→ MATERIAL PROVIDED:
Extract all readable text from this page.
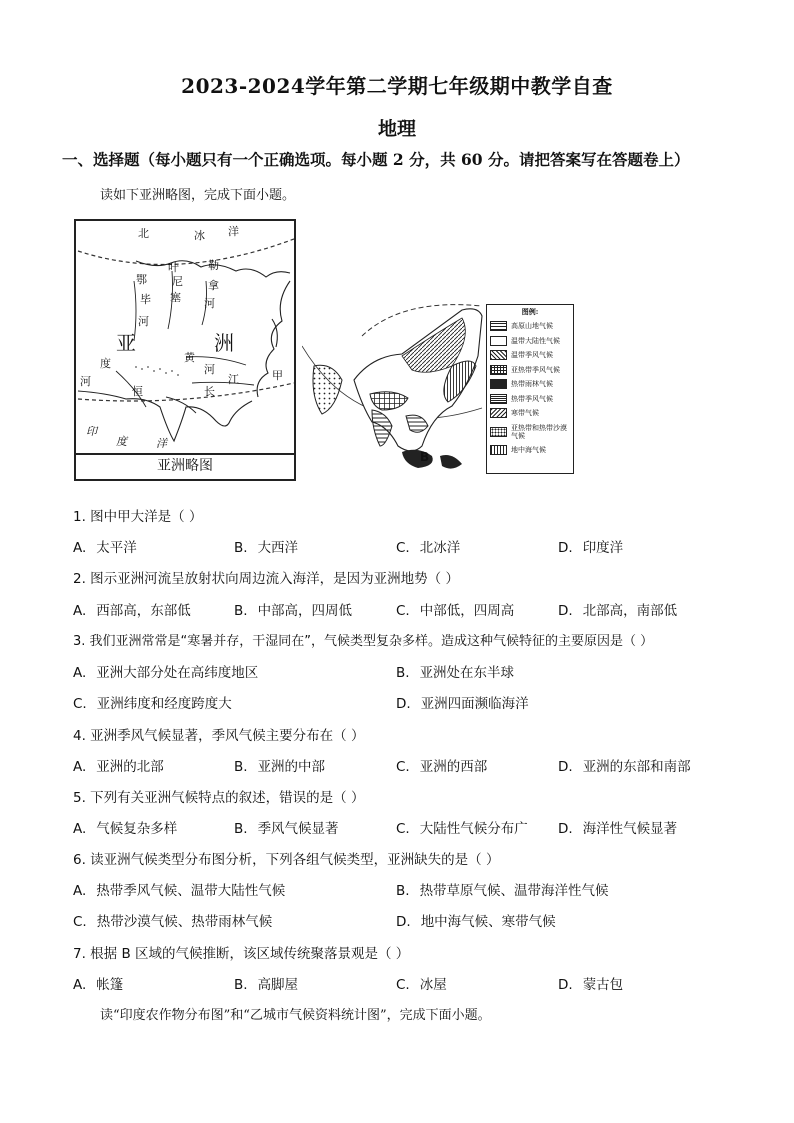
2023-2024学年第二学期七年级期中教学自查
地理
一、选择题（每小题只有一个正确选项。每小题 2 分，共 60 分。请把答案写在答题卷上）
读如下亚洲略图，完成下面小题。
北	冰 洋
叶	勒
鄂 尼 拿
毕 塞 河
河
亚	洲
黄
度	河	甲
河
恒	长
江
印
度	洋
亚洲略图
B
图例:
高原山地气候
温带大陆性气候
温带季风气候
亚热带季风气候
热带雨林气候
热带季风气候
寒带气候
亚热带和热带沙漠气候
地中海气候
1. 图中甲大洋是（ ）
A. 太平洋	B. 大西洋	C. 北冰洋	D. 印度洋
2. 图示亚洲河流呈放射状向周边流入海洋，是因为亚洲地势（ ）
A. 西部高，东部低	B. 中部高，四周低	C. 中部低，四周高	D. 北部高，南部低
3. 我们亚洲常常是“寒暑并存，干湿同在”，气候类型复杂多样。造成这种气候特征的主要原因是（ ）
A. 亚洲大部分处在高纬度地区	B. 亚洲处在东半球
C. 亚洲纬度和经度跨度大	D. 亚洲四面濒临海洋
4. 亚洲季风气候显著，季风气候主要分布在（ ）
A. 亚洲的北部	B. 亚洲的中部	C. 亚洲的西部	D. 亚洲的东部和南部
5. 下列有关亚洲气候特点的叙述，错误的是（ ）
A. 气候复杂多样	B. 季风气候显著	C. 大陆性气候分布广 D. 海洋性气候显著
6. 读亚洲气候类型分布图分析，下列各组气候类型，亚洲缺失的是（ ）
A. 热带季风气候、温带大陆性气候	B. 热带草原气候、温带海洋性气候
C. 热带沙漠气候、热带雨林气候	D. 地中海气候、寒带气候
7. 根据 B 区域的气候推断，该区域传统聚落景观是（ ）
A. 帐篷	B. 高脚屋	C. 冰屋	D. 蒙古包
读“印度农作物分布图”和“乙城市气候资料统计图”，完成下面小题。
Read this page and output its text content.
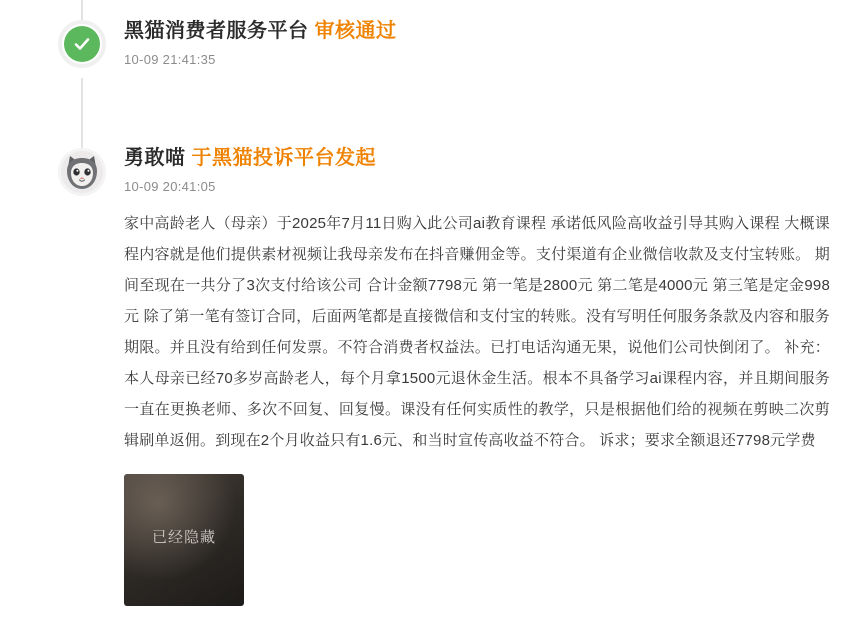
黑猫消费者服务平台 审核通过

10-09 21:41:35

勇敢喵 于黑猫投诉平台发起

10-09 20:41:05

家中高龄老人（母亲）于2025年7月11日购入此公司ai教育课程 承诺低风险高收益引导其购入课程 大概课程内容就是他们提供素材视频让我母亲发布在抖音赚佣金等。支付渠道有企业微信收款及支付宝转账。 期间至现在一共分了3次支付给该公司 合计金额7798元 第一笔是2800元 第二笔是4000元 第三笔是定金998元 除了第一笔有签订合同，后面两笔都是直接微信和支付宝的转账。没有写明任何服务条款及内容和服务期限。并且没有给到任何发票。不符合消费者权益法。已打电话沟通无果，说他们公司快倒闭了。 补充：本人母亲已经70多岁高龄老人，每个月拿1500元退休金生活。根本不具备学习ai课程内容，并且期间服务一直在更换老师、多次不回复、回复慢。课没有任何实质性的教学，只是根据他们给的视频在剪映二次剪辑刷单返佣。到现在2个月收益只有1.6元、和当时宣传高收益不符合。 诉求；要求全额退还7798元学费

已经隐藏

→ JOB:
Return all lines containing the word "温带大陆性气候".

→ COMPLETED EXERCISE:
温带大陆性气候
A. 热带季风气候、温带大陆性气候	B. 热带草原气候、温带海洋性气候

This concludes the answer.